TASK OBJECTIVE - Below are records to be output exactly, every one of them.

Collected data:
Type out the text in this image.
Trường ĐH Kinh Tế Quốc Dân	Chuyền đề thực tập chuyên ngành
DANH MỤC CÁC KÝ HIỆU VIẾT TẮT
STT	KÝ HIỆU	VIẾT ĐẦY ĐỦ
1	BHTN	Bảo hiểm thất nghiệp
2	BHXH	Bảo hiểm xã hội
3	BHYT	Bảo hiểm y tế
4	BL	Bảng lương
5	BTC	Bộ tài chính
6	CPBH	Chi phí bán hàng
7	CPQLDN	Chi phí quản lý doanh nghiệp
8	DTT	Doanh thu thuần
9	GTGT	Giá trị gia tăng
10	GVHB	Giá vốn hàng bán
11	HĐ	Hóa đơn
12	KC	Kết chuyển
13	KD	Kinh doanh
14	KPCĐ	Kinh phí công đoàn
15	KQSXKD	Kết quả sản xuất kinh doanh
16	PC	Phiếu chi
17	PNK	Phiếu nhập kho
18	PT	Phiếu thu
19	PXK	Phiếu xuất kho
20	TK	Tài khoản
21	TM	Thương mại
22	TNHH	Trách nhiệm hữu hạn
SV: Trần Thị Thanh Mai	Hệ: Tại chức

EXPECTED OUTPUT -
Type out the text in this image.
Trường ĐH Kinh Tế Quốc Dân	Chuyền đề thực tập chuyên ngành
DANH MỤC CÁC KÝ HIỆU VIẾT TẮT
STT	KÝ HIỆU	VIẾT ĐẦY ĐỦ
1	BHTN	Bảo hiểm thất nghiệp
2	BHXH	Bảo hiểm xã hội
3	BHYT	Bảo hiểm y tế
4	BL	Bảng lương
5	BTC	Bộ tài chính
6	CPBH	Chi phí bán hàng
7	CPQLDN	Chi phí quản lý doanh nghiệp
8	DTT	Doanh thu thuần
9	GTGT	Giá trị gia tăng
10	GVHB	Giá vốn hàng bán
11	HĐ	Hóa đơn
12	KC	Kết chuyển
13	KD	Kinh doanh
14	KPCĐ	Kinh phí công đoàn
15	KQSXKD	Kết quả sản xuất kinh doanh
16	PC	Phiếu chi
17	PNK	Phiếu nhập kho
18	PT	Phiếu thu
19	PXK	Phiếu xuất kho
20	TK	Tài khoản
21	TM	Thương mại
22	TNHH	Trách nhiệm hữu hạn
SV: Trần Thị Thanh Mai	Hệ: Tại chức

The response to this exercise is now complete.